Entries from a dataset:
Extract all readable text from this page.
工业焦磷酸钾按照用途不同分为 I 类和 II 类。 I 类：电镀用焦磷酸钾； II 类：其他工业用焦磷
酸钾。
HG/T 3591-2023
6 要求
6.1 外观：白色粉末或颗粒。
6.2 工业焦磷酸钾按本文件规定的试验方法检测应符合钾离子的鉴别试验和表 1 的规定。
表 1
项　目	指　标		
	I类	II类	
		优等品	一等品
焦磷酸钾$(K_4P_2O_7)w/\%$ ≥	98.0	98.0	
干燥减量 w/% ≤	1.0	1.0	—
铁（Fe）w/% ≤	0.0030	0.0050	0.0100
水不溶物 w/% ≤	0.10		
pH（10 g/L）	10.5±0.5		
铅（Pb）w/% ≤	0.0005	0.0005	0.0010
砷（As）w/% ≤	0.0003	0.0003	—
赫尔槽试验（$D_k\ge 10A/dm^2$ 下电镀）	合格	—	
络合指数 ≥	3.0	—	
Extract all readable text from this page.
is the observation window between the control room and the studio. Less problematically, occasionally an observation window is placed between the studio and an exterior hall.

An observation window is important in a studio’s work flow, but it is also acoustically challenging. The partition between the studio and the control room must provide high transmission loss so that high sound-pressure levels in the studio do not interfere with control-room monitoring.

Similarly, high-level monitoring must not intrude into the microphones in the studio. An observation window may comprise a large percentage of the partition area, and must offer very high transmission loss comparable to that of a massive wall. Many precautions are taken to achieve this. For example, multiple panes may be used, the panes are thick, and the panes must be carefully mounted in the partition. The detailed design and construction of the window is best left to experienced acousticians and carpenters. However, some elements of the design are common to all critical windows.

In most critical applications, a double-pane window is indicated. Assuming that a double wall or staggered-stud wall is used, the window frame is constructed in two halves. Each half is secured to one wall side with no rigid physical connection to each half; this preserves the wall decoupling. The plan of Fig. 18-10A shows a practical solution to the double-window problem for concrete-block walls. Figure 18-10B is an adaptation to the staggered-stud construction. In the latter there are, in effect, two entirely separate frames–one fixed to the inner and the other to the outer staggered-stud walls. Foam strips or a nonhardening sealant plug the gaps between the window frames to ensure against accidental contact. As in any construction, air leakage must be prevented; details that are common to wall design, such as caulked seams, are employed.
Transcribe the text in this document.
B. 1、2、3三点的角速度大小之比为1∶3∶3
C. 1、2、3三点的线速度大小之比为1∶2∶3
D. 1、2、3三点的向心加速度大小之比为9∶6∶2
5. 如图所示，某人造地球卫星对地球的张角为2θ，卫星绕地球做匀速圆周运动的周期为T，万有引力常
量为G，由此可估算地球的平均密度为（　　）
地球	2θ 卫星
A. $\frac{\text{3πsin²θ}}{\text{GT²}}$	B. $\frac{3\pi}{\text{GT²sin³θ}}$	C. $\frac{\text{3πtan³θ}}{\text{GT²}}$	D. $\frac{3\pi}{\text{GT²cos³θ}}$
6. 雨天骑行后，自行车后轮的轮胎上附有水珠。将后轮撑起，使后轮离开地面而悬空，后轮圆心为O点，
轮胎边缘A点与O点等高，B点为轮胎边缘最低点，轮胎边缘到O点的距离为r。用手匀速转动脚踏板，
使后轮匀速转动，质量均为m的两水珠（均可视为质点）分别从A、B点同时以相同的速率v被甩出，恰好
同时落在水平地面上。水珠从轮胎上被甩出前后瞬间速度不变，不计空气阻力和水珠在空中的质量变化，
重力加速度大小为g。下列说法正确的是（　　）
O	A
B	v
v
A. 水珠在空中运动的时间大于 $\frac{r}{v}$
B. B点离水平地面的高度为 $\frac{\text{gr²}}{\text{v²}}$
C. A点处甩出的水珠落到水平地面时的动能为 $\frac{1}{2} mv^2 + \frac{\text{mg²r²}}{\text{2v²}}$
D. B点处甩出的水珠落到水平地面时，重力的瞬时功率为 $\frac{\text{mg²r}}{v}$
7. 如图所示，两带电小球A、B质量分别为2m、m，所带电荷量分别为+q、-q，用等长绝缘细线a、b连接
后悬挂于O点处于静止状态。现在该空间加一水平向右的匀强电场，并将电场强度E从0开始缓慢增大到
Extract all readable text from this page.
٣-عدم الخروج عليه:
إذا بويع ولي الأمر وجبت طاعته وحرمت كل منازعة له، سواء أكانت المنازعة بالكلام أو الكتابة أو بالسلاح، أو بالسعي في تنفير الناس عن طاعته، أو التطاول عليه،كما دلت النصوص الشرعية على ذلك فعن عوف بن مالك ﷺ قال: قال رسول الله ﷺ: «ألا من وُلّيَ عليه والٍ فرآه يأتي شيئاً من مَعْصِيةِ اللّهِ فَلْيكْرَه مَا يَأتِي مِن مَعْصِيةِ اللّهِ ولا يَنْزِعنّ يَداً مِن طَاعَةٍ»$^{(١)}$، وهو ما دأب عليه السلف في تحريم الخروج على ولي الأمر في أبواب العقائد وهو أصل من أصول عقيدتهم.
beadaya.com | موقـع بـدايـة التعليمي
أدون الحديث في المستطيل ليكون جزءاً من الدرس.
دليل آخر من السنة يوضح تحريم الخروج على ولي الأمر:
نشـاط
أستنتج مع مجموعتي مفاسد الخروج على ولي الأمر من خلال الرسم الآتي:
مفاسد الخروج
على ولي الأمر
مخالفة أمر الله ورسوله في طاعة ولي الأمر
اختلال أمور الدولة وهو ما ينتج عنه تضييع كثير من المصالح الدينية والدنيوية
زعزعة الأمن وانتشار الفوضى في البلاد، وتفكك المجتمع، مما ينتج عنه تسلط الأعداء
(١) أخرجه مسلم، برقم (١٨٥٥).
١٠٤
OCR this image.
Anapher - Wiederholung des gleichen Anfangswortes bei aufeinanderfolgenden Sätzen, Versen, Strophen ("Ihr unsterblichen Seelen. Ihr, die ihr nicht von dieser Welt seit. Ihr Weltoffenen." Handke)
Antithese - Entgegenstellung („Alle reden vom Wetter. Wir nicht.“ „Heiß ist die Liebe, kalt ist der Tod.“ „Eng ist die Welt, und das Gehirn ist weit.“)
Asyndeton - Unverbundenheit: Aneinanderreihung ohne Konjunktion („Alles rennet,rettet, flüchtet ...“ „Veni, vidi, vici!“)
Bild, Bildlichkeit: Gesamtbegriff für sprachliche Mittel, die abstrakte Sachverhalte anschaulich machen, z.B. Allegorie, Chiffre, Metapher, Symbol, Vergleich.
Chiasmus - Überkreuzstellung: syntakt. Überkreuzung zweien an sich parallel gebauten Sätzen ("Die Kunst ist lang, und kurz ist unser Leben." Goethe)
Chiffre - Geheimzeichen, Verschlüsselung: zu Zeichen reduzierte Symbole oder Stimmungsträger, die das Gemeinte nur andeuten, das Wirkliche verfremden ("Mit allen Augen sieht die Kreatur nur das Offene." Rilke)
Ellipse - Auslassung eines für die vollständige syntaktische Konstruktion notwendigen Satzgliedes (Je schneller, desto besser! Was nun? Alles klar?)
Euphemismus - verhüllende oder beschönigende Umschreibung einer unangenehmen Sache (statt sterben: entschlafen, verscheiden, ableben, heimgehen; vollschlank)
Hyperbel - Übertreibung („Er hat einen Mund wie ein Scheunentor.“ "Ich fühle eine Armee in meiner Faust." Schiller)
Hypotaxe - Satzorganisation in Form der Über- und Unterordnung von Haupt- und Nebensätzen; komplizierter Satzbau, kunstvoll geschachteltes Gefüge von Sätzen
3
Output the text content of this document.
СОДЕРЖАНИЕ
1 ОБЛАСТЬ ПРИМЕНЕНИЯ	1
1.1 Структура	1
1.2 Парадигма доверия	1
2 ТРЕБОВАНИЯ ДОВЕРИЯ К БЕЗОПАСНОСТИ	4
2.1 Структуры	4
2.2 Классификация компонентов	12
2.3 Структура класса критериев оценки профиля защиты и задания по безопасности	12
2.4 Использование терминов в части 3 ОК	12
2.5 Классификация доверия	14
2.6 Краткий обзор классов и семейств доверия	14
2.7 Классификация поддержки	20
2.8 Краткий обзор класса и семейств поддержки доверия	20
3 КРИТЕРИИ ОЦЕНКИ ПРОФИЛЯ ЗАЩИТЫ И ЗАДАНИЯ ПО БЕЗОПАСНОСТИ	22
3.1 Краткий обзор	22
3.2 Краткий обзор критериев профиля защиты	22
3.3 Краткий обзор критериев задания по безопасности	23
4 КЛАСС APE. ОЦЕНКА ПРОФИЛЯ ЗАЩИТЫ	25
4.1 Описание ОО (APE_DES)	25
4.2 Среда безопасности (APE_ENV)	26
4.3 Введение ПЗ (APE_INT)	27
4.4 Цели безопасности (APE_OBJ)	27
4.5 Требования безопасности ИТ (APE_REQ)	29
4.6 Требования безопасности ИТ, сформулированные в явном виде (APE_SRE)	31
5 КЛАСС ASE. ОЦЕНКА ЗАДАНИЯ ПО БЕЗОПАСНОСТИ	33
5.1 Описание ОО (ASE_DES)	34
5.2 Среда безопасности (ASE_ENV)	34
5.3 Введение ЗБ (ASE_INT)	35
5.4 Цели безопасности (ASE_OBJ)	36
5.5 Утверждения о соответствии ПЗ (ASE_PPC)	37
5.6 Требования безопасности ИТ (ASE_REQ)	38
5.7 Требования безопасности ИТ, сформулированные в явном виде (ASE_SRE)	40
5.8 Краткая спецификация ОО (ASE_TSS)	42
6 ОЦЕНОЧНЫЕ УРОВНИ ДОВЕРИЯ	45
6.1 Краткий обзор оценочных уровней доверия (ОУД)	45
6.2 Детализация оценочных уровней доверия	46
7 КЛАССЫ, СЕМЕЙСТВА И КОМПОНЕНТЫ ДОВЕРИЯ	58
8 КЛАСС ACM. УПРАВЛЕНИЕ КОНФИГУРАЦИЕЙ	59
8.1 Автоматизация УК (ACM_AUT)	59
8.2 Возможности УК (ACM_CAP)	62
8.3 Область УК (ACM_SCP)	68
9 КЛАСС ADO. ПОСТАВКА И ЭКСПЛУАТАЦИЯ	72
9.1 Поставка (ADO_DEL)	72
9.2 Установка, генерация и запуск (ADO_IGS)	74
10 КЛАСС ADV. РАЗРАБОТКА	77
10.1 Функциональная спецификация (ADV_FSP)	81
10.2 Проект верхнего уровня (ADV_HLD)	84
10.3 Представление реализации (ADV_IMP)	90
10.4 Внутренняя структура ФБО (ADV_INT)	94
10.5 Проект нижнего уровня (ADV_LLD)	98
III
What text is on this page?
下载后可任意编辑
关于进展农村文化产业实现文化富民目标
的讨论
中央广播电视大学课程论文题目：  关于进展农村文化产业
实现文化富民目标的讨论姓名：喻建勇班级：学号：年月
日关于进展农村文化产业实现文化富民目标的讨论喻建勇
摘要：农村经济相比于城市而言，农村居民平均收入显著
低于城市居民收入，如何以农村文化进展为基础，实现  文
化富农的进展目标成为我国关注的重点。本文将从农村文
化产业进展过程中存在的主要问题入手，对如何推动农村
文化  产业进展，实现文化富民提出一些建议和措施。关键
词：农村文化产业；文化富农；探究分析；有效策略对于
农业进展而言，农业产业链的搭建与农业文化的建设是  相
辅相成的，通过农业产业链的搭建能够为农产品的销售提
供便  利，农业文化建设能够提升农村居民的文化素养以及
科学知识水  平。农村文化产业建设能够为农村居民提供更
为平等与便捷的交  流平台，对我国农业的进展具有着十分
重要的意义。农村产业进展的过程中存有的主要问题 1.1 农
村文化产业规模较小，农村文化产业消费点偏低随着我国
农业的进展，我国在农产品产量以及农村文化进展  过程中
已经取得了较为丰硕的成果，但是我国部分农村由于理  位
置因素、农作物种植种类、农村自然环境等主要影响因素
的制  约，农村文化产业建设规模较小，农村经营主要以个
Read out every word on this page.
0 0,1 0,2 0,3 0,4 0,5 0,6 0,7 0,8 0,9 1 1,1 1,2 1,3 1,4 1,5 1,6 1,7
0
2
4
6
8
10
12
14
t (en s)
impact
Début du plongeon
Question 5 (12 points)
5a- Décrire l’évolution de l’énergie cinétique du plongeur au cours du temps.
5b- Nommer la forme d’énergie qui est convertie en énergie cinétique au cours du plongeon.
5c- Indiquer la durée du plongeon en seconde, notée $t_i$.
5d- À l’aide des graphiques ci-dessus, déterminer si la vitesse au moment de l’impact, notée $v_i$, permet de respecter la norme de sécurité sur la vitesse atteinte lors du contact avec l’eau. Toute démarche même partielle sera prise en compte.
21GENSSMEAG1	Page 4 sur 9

* **STATED GOAL**:
Copy every line of the listing containing the string "notée".

* **TASK ANSWER**:
5c- Indiquer la durée du plongeon en seconde, notée $t_i$.
5d- À l’aide des graphiques ci-dessus, déterminer si la vitesse au moment de l’impact, notée $v_i$, permet de respecter la norme de sécurité sur la vitesse atteinte lors du contact avec l’eau. Toute démarche même partielle sera prise en compte.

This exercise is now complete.